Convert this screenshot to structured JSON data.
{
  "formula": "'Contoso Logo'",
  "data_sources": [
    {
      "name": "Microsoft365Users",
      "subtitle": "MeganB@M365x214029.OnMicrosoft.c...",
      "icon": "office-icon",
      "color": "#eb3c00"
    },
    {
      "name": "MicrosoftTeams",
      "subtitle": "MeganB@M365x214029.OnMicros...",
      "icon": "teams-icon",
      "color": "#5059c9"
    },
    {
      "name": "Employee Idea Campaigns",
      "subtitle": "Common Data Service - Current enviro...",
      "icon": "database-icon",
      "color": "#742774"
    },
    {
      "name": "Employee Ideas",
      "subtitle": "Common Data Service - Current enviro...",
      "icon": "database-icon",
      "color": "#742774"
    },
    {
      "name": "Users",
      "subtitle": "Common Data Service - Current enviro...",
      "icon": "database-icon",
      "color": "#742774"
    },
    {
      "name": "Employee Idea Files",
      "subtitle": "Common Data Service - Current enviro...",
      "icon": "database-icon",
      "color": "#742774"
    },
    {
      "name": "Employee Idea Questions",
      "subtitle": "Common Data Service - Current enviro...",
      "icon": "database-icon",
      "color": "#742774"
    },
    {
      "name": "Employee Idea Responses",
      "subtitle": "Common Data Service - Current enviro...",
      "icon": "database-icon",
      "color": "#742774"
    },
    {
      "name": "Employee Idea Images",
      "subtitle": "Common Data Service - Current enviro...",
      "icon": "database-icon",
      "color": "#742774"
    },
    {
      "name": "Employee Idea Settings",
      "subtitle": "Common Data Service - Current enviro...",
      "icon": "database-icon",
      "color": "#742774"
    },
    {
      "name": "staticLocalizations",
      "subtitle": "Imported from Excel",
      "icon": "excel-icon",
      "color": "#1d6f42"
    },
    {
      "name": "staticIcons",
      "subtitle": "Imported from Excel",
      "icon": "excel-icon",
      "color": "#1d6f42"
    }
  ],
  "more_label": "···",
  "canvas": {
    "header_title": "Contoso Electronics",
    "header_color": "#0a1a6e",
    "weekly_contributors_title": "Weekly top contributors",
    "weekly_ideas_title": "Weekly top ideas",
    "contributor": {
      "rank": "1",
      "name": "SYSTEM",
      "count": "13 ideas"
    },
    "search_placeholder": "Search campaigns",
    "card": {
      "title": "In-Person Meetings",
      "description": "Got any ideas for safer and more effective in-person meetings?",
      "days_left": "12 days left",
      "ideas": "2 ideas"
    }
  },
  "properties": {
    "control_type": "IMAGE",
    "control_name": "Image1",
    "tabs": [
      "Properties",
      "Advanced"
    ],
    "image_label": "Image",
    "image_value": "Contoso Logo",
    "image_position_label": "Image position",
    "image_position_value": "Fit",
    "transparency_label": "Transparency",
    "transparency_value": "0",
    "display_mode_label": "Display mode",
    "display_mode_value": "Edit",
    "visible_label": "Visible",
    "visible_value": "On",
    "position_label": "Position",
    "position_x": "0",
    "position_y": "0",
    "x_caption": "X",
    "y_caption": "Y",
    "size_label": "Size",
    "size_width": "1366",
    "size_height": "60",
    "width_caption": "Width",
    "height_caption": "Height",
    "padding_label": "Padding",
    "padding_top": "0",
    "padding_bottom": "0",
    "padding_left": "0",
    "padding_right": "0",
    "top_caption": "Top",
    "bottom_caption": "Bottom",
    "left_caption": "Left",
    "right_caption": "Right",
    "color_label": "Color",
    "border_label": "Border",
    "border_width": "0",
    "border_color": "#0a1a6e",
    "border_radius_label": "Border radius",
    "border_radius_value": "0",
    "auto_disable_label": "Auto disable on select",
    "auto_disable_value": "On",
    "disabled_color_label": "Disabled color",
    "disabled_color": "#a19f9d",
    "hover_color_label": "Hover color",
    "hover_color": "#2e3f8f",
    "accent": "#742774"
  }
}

──────

## INSTRUCTIONS FOR THE TASK
Give the entries again in full, exactly as they are written.

## RESULT
Convert this screenshot to structured JSON data.
{
  "formula": "'Contoso Logo'",
  "data_sources": [
    {
      "name": "Microsoft365Users",
      "subtitle": "MeganB@M365x214029.OnMicrosoft.c...",
      "icon": "office-icon",
      "color": "#eb3c00"
    },
    {
      "name": "MicrosoftTeams",
      "subtitle": "MeganB@M365x214029.OnMicros...",
      "icon": "teams-icon",
      "color": "#5059c9"
    },
    {
      "name": "Employee Idea Campaigns",
      "subtitle": "Common Data Service - Current enviro...",
      "icon": "database-icon",
      "color": "#742774"
    },
    {
      "name": "Employee Ideas",
      "subtitle": "Common Data Service - Current enviro...",
      "icon": "database-icon",
      "color": "#742774"
    },
    {
      "name": "Users",
      "subtitle": "Common Data Service - Current enviro...",
      "icon": "database-icon",
      "color": "#742774"
    },
    {
      "name": "Employee Idea Files",
      "subtitle": "Common Data Service - Current enviro...",
      "icon": "database-icon",
      "color": "#742774"
    },
    {
      "name": "Employee Idea Questions",
      "subtitle": "Common Data Service - Current enviro...",
      "icon": "database-icon",
      "color": "#742774"
    },
    {
      "name": "Employee Idea Responses",
      "subtitle": "Common Data Service - Current enviro...",
      "icon": "database-icon",
      "color": "#742774"
    },
    {
      "name": "Employee Idea Images",
      "subtitle": "Common Data Service - Current enviro...",
      "icon": "database-icon",
      "color": "#742774"
    },
    {
      "name": "Employee Idea Settings",
      "subtitle": "Common Data Service - Current enviro...",
      "icon": "database-icon",
      "color": "#742774"
    },
    {
      "name": "staticLocalizations",
      "subtitle": "Imported from Excel",
      "icon": "excel-icon",
      "color": "#1d6f42"
    },
    {
      "name": "staticIcons",
      "subtitle": "Imported from Excel",
      "icon": "excel-icon",
      "color": "#1d6f42"
    }
  ],
  "more_label": "···",
  "canvas": {
    "header_title": "Contoso Electronics",
    "header_color": "#0a1a6e",
    "weekly_contributors_title": "Weekly top contributors",
    "weekly_ideas_title": "Weekly top ideas",
    "contributor": {
      "rank": "1",
      "name": "SYSTEM",
      "count": "13 ideas"
    },
    "search_placeholder": "Search campaigns",
    "card": {
      "title": "In-Person Meetings",
      "description": "Got any ideas for safer and more effective in-person meetings?",
      "days_left": "12 days left",
      "ideas": "2 ideas"
    }
  },
  "properties": {
    "control_type": "IMAGE",
    "control_name": "Image1",
    "tabs": [
      "Properties",
      "Advanced"
    ],
    "image_label": "Image",
    "image_value": "Contoso Logo",
    "image_position_label": "Image position",
    "image_position_value": "Fit",
    "transparency_label": "Transparency",
    "transparency_value": "0",
    "display_mode_label": "Display mode",
    "display_mode_value": "Edit",
    "visible_label": "Visible",
    "visible_value": "On",
    "position_label": "Position",
    "position_x": "0",
    "position_y": "0",
    "x_caption": "X",
    "y_caption": "Y",
    "size_label": "Size",
    "size_width": "1366",
    "size_height": "60",
    "width_caption": "Width",
    "height_caption": "Height",
    "padding_label": "Padding",
    "padding_top": "0",
    "padding_bottom": "0",
    "padding_left": "0",
    "padding_right": "0",
    "top_caption": "Top",
    "bottom_caption": "Bottom",
    "left_caption": "Left",
    "right_caption": "Right",
    "color_label": "Color",
    "border_label": "Border",
    "border_width": "0",
    "border_color": "#0a1a6e",
    "border_radius_label": "Border radius",
    "border_radius_value": "0",
    "auto_disable_label": "Auto disable on select",
    "auto_disable_value": "On",
    "disabled_color_label": "Disabled color",
    "disabled_color": "#a19f9d",
    "hover_color_label": "Hover color",
    "hover_color": "#2e3f8f",
    "accent": "#742774"
  }
}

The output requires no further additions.